- Your instructions:
Find the line with "Parse this chart and return its data as JSON.", then retype it and each later line through the last, exactly. Leave out pictures.

- Dataset extract:
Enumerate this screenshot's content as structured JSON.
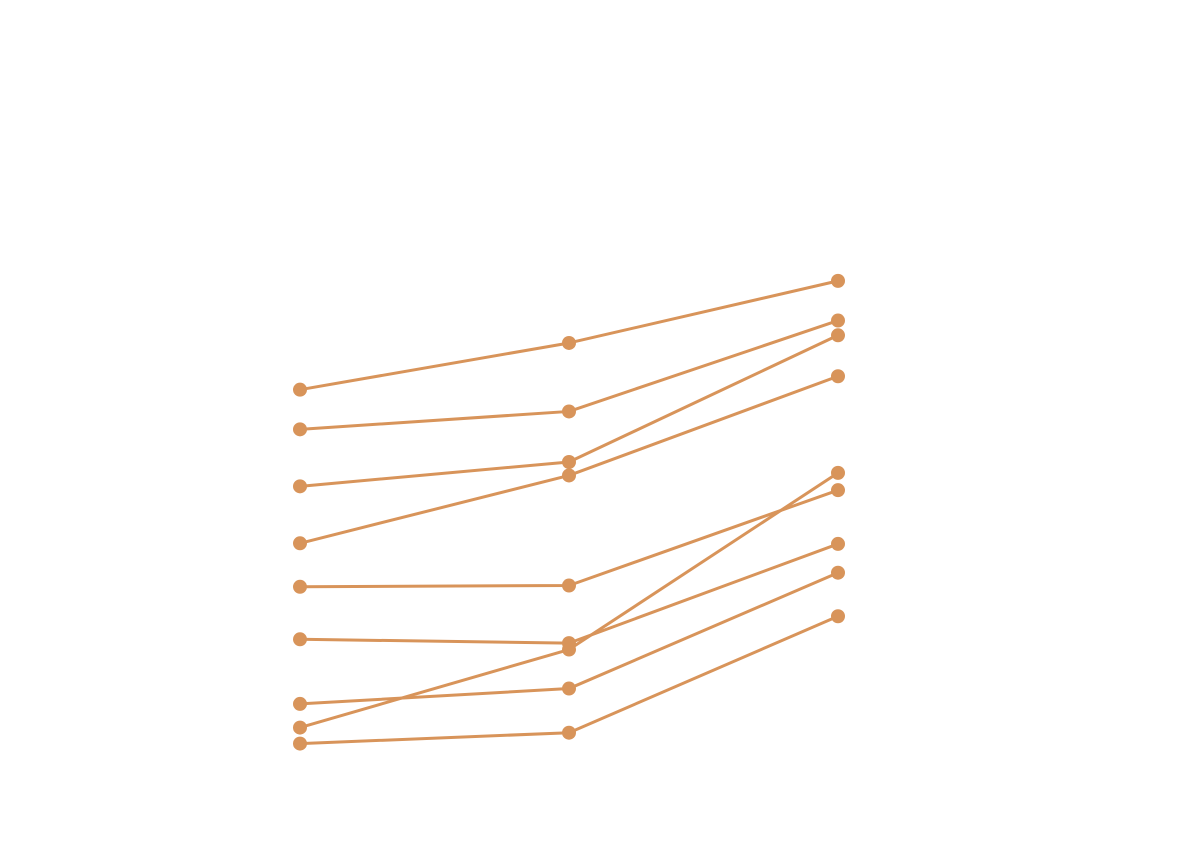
{
  "chart_data": {
    "type": "line",
    "title": "",
    "xlabel": "",
    "ylabel": "",
    "x": [
      0,
      1,
      2
    ],
    "ylim": [
      0,
      10
    ],
    "grid": false,
    "legend": "none",
    "colors": {
      "line": "#d8945a",
      "marker": "#d8945a",
      "background": "#ffffff"
    },
    "series": [
      {
        "values": [
          5.63,
          6.36,
          7.33
        ]
      },
      {
        "values": [
          5.01,
          5.29,
          6.71
        ]
      },
      {
        "values": [
          4.12,
          4.5,
          6.48
        ]
      },
      {
        "values": [
          3.23,
          4.29,
          5.84
        ]
      },
      {
        "values": [
          2.55,
          2.57,
          4.06
        ]
      },
      {
        "values": [
          1.73,
          1.67,
          3.22
        ]
      },
      {
        "values": [
          0.72,
          0.96,
          2.77
        ]
      },
      {
        "values": [
          0.35,
          1.57,
          4.33
        ]
      },
      {
        "values": [
          0.1,
          0.27,
          2.09
        ]
      }
    ]
  }
}
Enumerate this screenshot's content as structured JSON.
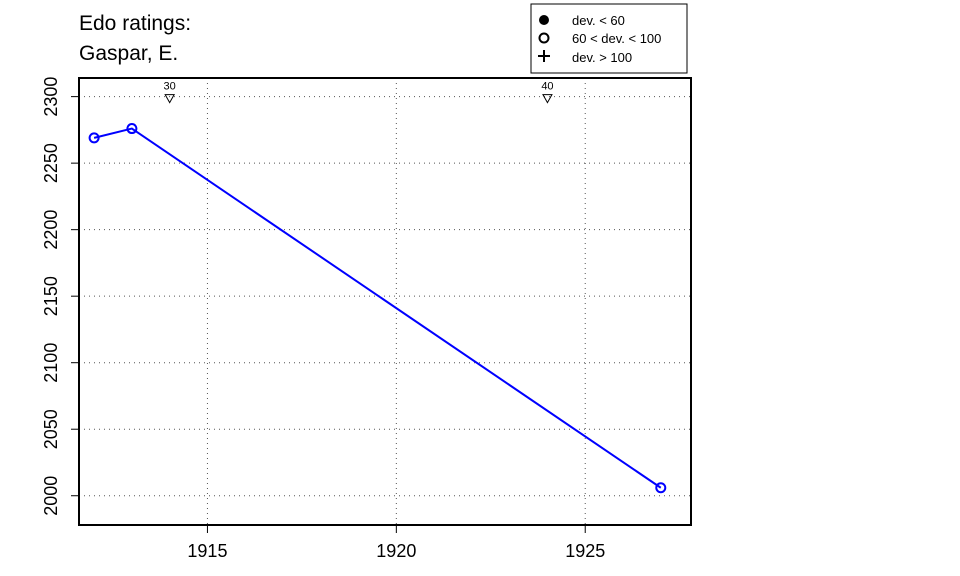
{
  "chart_data": {
    "type": "line",
    "title_lines": [
      "Edo ratings:",
      "Gaspar, E."
    ],
    "xlabel": "",
    "ylabel": "",
    "xlim": [
      1911.6,
      1927.8
    ],
    "ylim": [
      1978,
      2314
    ],
    "x_ticks": [
      1915,
      1920,
      1925
    ],
    "y_ticks": [
      2000,
      2050,
      2100,
      2150,
      2200,
      2250,
      2300
    ],
    "grid": true,
    "series": [
      {
        "color": "#0000ff",
        "marker": "open-circle",
        "points": [
          {
            "x": 1912,
            "y": 2269
          },
          {
            "x": 1913,
            "y": 2276
          },
          {
            "x": 1927,
            "y": 2006
          }
        ]
      }
    ],
    "annotations": [
      {
        "x": 1914,
        "label": "30",
        "marker": "down-triangle"
      },
      {
        "x": 1924,
        "label": "40",
        "marker": "down-triangle"
      }
    ],
    "legend": {
      "position": "top-right",
      "entries": [
        {
          "symbol": "filled-circle",
          "label": "dev. < 60"
        },
        {
          "symbol": "open-circle",
          "label": "60 < dev. < 100"
        },
        {
          "symbol": "plus",
          "label": "dev. > 100"
        }
      ]
    }
  }
}
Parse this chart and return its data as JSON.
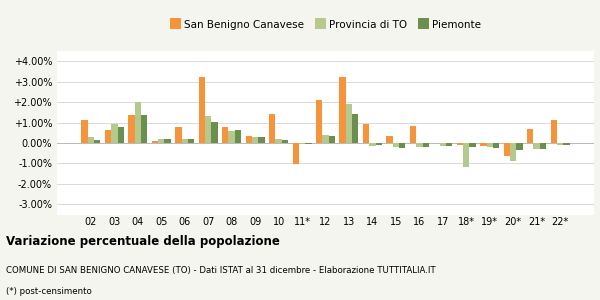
{
  "categories": [
    "02",
    "03",
    "04",
    "05",
    "06",
    "07",
    "08",
    "09",
    "10",
    "11*",
    "12",
    "13",
    "14",
    "15",
    "16",
    "17",
    "18*",
    "19*",
    "20*",
    "21*",
    "22*"
  ],
  "san_benigno": [
    0.011,
    0.0065,
    0.0135,
    0.001,
    0.008,
    0.0325,
    0.008,
    0.0035,
    0.014,
    -0.0105,
    0.021,
    0.0325,
    0.0095,
    0.0035,
    0.0085,
    0.0,
    -0.001,
    -0.0015,
    -0.0065,
    0.007,
    0.011
  ],
  "provincia_to": [
    0.003,
    0.0095,
    0.02,
    0.002,
    0.002,
    0.013,
    0.006,
    0.003,
    0.002,
    -0.0005,
    0.004,
    0.019,
    -0.0015,
    -0.002,
    -0.002,
    -0.0015,
    -0.012,
    -0.002,
    -0.009,
    -0.003,
    -0.001
  ],
  "piemonte": [
    0.0015,
    0.008,
    0.0135,
    0.002,
    0.002,
    0.0105,
    0.0065,
    0.003,
    0.0015,
    -0.0005,
    0.0035,
    0.014,
    -0.001,
    -0.0025,
    -0.002,
    -0.0015,
    -0.002,
    -0.0025,
    -0.0035,
    -0.003,
    -0.001
  ],
  "color_san_benigno": "#f5943a",
  "color_provincia": "#b5c98e",
  "color_piemonte": "#6b8f4e",
  "ylim": [
    -0.035,
    0.045
  ],
  "yticks": [
    -0.03,
    -0.02,
    -0.01,
    0.0,
    0.01,
    0.02,
    0.03,
    0.04
  ],
  "title_bold": "Variazione percentuale della popolazione",
  "subtitle": "COMUNE DI SAN BENIGNO CANAVESE (TO) - Dati ISTAT al 31 dicembre - Elaborazione TUTTITALIA.IT",
  "footnote": "(*) post-censimento",
  "legend_labels": [
    "San Benigno Canavese",
    "Provincia di TO",
    "Piemonte"
  ],
  "bg_color": "#f5f5f0",
  "plot_bg_color": "#ffffff"
}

- Task answer:
Parse this chart and return its data as JSON.
{
  "categories": [
    "02",
    "03",
    "04",
    "05",
    "06",
    "07",
    "08",
    "09",
    "10",
    "11*",
    "12",
    "13",
    "14",
    "15",
    "16",
    "17",
    "18*",
    "19*",
    "20*",
    "21*",
    "22*"
  ],
  "san_benigno": [
    0.011,
    0.0065,
    0.0135,
    0.001,
    0.008,
    0.0325,
    0.008,
    0.0035,
    0.014,
    -0.0105,
    0.021,
    0.0325,
    0.0095,
    0.0035,
    0.0085,
    0.0,
    -0.001,
    -0.0015,
    -0.0065,
    0.007,
    0.011
  ],
  "provincia_to": [
    0.003,
    0.0095,
    0.02,
    0.002,
    0.002,
    0.013,
    0.006,
    0.003,
    0.002,
    -0.0005,
    0.004,
    0.019,
    -0.0015,
    -0.002,
    -0.002,
    -0.0015,
    -0.012,
    -0.002,
    -0.009,
    -0.003,
    -0.001
  ],
  "piemonte": [
    0.0015,
    0.008,
    0.0135,
    0.002,
    0.002,
    0.0105,
    0.0065,
    0.003,
    0.0015,
    -0.0005,
    0.0035,
    0.014,
    -0.001,
    -0.0025,
    -0.002,
    -0.0015,
    -0.002,
    -0.0025,
    -0.0035,
    -0.003,
    -0.001
  ],
  "color_san_benigno": "#f5943a",
  "color_provincia": "#b5c98e",
  "color_piemonte": "#6b8f4e",
  "ylim": [
    -0.035,
    0.045
  ],
  "yticks": [
    -0.03,
    -0.02,
    -0.01,
    0.0,
    0.01,
    0.02,
    0.03,
    0.04
  ],
  "title_bold": "Variazione percentuale della popolazione",
  "subtitle": "COMUNE DI SAN BENIGNO CANAVESE (TO) - Dati ISTAT al 31 dicembre - Elaborazione TUTTITALIA.IT",
  "footnote": "(*) post-censimento",
  "legend_labels": [
    "San Benigno Canavese",
    "Provincia di TO",
    "Piemonte"
  ],
  "bg_color": "#f5f5f0",
  "plot_bg_color": "#ffffff"
}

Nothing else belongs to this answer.